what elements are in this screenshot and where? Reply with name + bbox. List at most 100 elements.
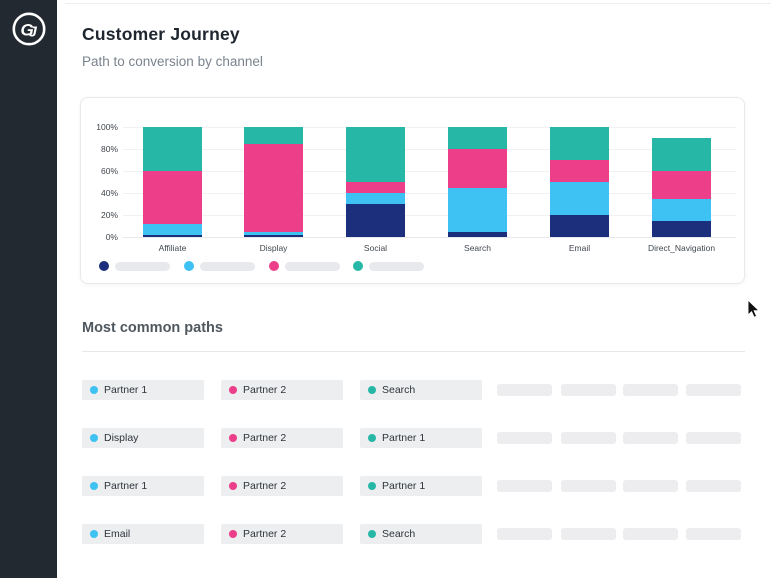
bar-segment-segment-navy[interactable] [550,215,609,237]
path-step-label: Display [104,432,139,444]
path-row-2: Display Partner 2 Partner 1 [82,428,745,448]
bar-segment-segment-navy[interactable] [244,234,303,237]
path-step-placeholder [686,528,741,540]
path-step-placeholder [623,528,678,540]
x-axis-label-affiliate: Affiliate [158,243,187,253]
svg-text:G: G [21,21,34,40]
bar-segment-segment-teal[interactable] [550,127,609,160]
sidebar: G J [0,0,57,578]
legend-label-placeholder [285,261,340,271]
channel-dot-icon [368,386,376,394]
bar-segment-segment-navy[interactable] [143,234,202,237]
bar-segment-segment-pink[interactable] [143,171,202,224]
legend-item-0[interactable] [99,261,170,271]
path-step-pill: Partner 2 [221,524,343,544]
gridline [123,149,736,150]
x-axis-label-direct_navigation: Direct_Navigation [647,243,716,253]
paths-section-title: Most common paths [82,320,223,336]
path-step-label: Partner 1 [104,384,148,396]
path-step-pill: Partner 2 [221,476,343,496]
path-row-3: Partner 1 Partner 2 Partner 1 [82,476,745,496]
svg-text:J: J [29,24,38,41]
bar-segment-segment-teal[interactable] [143,127,202,171]
stacked-bar-search[interactable] [448,127,507,237]
channel-dot-icon [229,386,237,394]
bar-segment-segment-teal[interactable] [448,127,507,149]
channel-dot-icon [229,482,237,490]
legend-item-1[interactable] [184,261,255,271]
path-step-pill: Partner 1 [360,428,482,448]
bar-segment-segment-lightblue[interactable] [550,182,609,215]
channel-dot-icon [229,530,237,538]
stacked-bar-direct_navigation[interactable] [652,138,711,237]
channel-dot-icon [90,482,98,490]
path-step-placeholder [623,432,678,444]
path-step-pill: Partner 2 [221,428,343,448]
path-step-label: Search [382,528,416,540]
legend-label-placeholder [200,261,255,271]
legend-dot-icon [269,261,279,271]
legend-item-2[interactable] [269,261,340,271]
path-step-pill: Search [360,380,482,400]
bar-segment-segment-lightblue[interactable] [448,187,507,232]
conversion-chart-card: 0% 20% 40% 60% 80% 100% Affiliate Display Social… [80,97,745,284]
cj-logo-icon: G J [12,12,46,46]
channel-dot-icon [90,434,98,442]
path-step-pill: Partner 1 [82,380,204,400]
bar-segment-segment-pink[interactable] [652,171,711,199]
bar-segment-segment-teal[interactable] [244,127,303,144]
bar-segment-segment-pink[interactable] [550,160,609,182]
path-step-placeholder [686,384,741,396]
path-step-label: Partner 1 [104,480,148,492]
bar-segment-segment-pink[interactable] [448,149,507,188]
bar-segment-segment-teal[interactable] [652,138,711,171]
path-step-placeholder [561,528,616,540]
legend-label-placeholder [115,261,170,271]
channel-dot-icon [368,434,376,442]
legend-dot-icon [99,261,109,271]
path-step-pill: Partner 1 [82,476,204,496]
page-subtitle: Path to conversion by channel [82,54,263,69]
paths-divider [82,351,745,352]
path-step-placeholder [497,384,552,396]
x-axis-label-email: Email [568,243,591,253]
path-step-placeholder [497,528,552,540]
bar-segment-segment-lightblue[interactable] [244,231,303,235]
stacked-bar-display[interactable] [244,127,303,237]
stacked-bar-affiliate[interactable] [143,127,202,237]
y-axis-tick: 40% [100,188,118,198]
path-step-placeholder [561,384,616,396]
gridline [123,127,736,128]
path-step-label: Partner 2 [243,432,287,444]
channel-dot-icon [368,530,376,538]
y-axis-tick: 100% [96,122,118,132]
channel-dot-icon [368,482,376,490]
bar-segment-segment-teal[interactable] [346,127,405,182]
bar-segment-segment-navy[interactable] [652,220,711,237]
bar-segment-segment-pink[interactable] [346,182,405,193]
stacked-bar-social[interactable] [346,127,405,237]
bar-segment-segment-pink[interactable] [244,143,303,232]
mouse-cursor-icon [747,299,760,318]
stacked-bar-email[interactable] [550,127,609,237]
path-row-4: Email Partner 2 Search [82,524,745,544]
bar-segment-segment-navy[interactable] [346,204,405,237]
path-step-label: Partner 1 [382,432,426,444]
path-step-label: Partner 2 [243,480,287,492]
bar-segment-segment-lightblue[interactable] [652,198,711,221]
path-step-pill: Partner 2 [221,380,343,400]
legend-dot-icon [184,261,194,271]
bar-segment-segment-navy[interactable] [448,231,507,237]
app-logo[interactable]: G J [11,11,47,47]
path-step-pill: Email [82,524,204,544]
path-step-label: Partner 2 [243,528,287,540]
bar-segment-segment-lightblue[interactable] [143,223,202,235]
legend-item-3[interactable] [353,261,424,271]
y-axis-tick: 80% [100,144,118,154]
path-step-placeholder [623,480,678,492]
path-step-label: Search [382,384,416,396]
bar-segment-segment-lightblue[interactable] [346,193,405,204]
path-row-1: Partner 1 Partner 2 Search [82,380,745,400]
x-axis-label-display: Display [259,243,288,253]
channel-dot-icon [90,530,98,538]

┄┄┄┄┄┄

_What the exercise asks:_ Substitute "Partner B" for every "Partner 2" in all of the material above and give the material again, otherwise unchanged and without the pictures.

_Exercise result:_
what elements are in this screenshot and where? Reply with name + bbox. List at most 100 elements.
bar-segment-segment-navy[interactable] [550,215,609,237]
path-step-label: Display [104,432,139,444]
path-row-2: Display Partner B Partner 1 [82,428,745,448]
bar-segment-segment-navy[interactable] [244,234,303,237]
path-step-placeholder [686,528,741,540]
path-step-placeholder [623,528,678,540]
x-axis-label-affiliate: Affiliate [158,243,187,253]
svg-text:G: G [21,21,34,40]
bar-segment-segment-teal[interactable] [550,127,609,160]
sidebar: G J [0,0,57,578]
legend-label-placeholder [285,261,340,271]
channel-dot-icon [368,386,376,394]
bar-segment-segment-navy[interactable] [143,234,202,237]
bar-segment-segment-pink[interactable] [143,171,202,224]
legend-item-0[interactable] [99,261,170,271]
path-step-pill: Partner B [221,524,343,544]
gridline [123,149,736,150]
x-axis-label-direct_navigation: Direct_Navigation [647,243,716,253]
paths-section-title: Most common paths [82,320,223,336]
path-step-label: Partner 1 [104,384,148,396]
path-step-pill: Partner B [221,476,343,496]
path-row-3: Partner 1 Partner B Partner 1 [82,476,745,496]
svg-text:J: J [29,24,38,41]
bar-segment-segment-teal[interactable] [143,127,202,171]
stacked-bar-search[interactable] [448,127,507,237]
channel-dot-icon [229,386,237,394]
bar-segment-segment-teal[interactable] [448,127,507,149]
channel-dot-icon [229,482,237,490]
legend-item-1[interactable] [184,261,255,271]
path-step-pill: Partner 1 [360,428,482,448]
bar-segment-segment-lightblue[interactable] [550,182,609,215]
channel-dot-icon [229,530,237,538]
stacked-bar-direct_navigation[interactable] [652,138,711,237]
channel-dot-icon [90,482,98,490]
path-step-placeholder [623,432,678,444]
path-step-pill: Partner B [221,428,343,448]
path-step-label: Search [382,528,416,540]
legend-label-placeholder [200,261,255,271]
legend-dot-icon [269,261,279,271]
legend-item-2[interactable] [269,261,340,271]
path-step-pill: Search [360,380,482,400]
bar-segment-segment-lightblue[interactable] [448,187,507,232]
conversion-chart-card: 0% 20% 40% 60% 80% 100% Affiliate Display Social… [80,97,745,284]
cj-logo-icon: G J [12,12,46,46]
channel-dot-icon [90,434,98,442]
path-step-pill: Partner 1 [82,380,204,400]
bar-segment-segment-pink[interactable] [652,171,711,199]
bar-segment-segment-teal[interactable] [244,127,303,144]
bar-segment-segment-pink[interactable] [550,160,609,182]
path-step-placeholder [686,384,741,396]
path-step-label: Partner 1 [104,480,148,492]
bar-segment-segment-pink[interactable] [448,149,507,188]
bar-segment-segment-teal[interactable] [652,138,711,171]
path-step-placeholder [561,528,616,540]
legend-label-placeholder [115,261,170,271]
channel-dot-icon [368,434,376,442]
legend-dot-icon [99,261,109,271]
path-step-pill: Partner 1 [82,476,204,496]
page-subtitle: Path to conversion by channel [82,54,263,69]
paths-divider [82,351,745,352]
path-step-placeholder [497,384,552,396]
x-axis-label-email: Email [568,243,591,253]
path-step-placeholder [497,528,552,540]
bar-segment-segment-lightblue[interactable] [244,231,303,235]
stacked-bar-display[interactable] [244,127,303,237]
stacked-bar-affiliate[interactable] [143,127,202,237]
y-axis-tick: 40% [100,188,118,198]
path-step-placeholder [561,384,616,396]
gridline [123,127,736,128]
path-step-label: Partner B [243,432,287,444]
channel-dot-icon [368,530,376,538]
y-axis-tick: 100% [96,122,118,132]
channel-dot-icon [368,482,376,490]
bar-segment-segment-teal[interactable] [346,127,405,182]
bar-segment-segment-navy[interactable] [652,220,711,237]
bar-segment-segment-pink[interactable] [346,182,405,193]
stacked-bar-social[interactable] [346,127,405,237]
bar-segment-segment-pink[interactable] [244,143,303,232]
mouse-cursor-icon [747,299,760,318]
stacked-bar-email[interactable] [550,127,609,237]
path-row-4: Email Partner B Search [82,524,745,544]
bar-segment-segment-navy[interactable] [346,204,405,237]
path-step-label: Partner 1 [382,432,426,444]
path-step-label: Partner B [243,480,287,492]
bar-segment-segment-lightblue[interactable] [652,198,711,221]
path-step-pill: Partner B [221,380,343,400]
legend-dot-icon [184,261,194,271]
bar-segment-segment-navy[interactable] [448,231,507,237]
app-logo[interactable]: G J [11,11,47,47]
path-step-pill: Email [82,524,204,544]
path-step-label: Partner B [243,528,287,540]
bar-segment-segment-lightblue[interactable] [143,223,202,235]
legend-item-3[interactable] [353,261,424,271]
y-axis-tick: 80% [100,144,118,154]
path-step-placeholder [623,480,678,492]
path-step-label: Search [382,384,416,396]
bar-segment-segment-lightblue[interactable] [346,193,405,204]
path-row-1: Partner 1 Partner B Search [82,380,745,400]
x-axis-label-display: Display [259,243,288,253]
channel-dot-icon [90,530,98,538]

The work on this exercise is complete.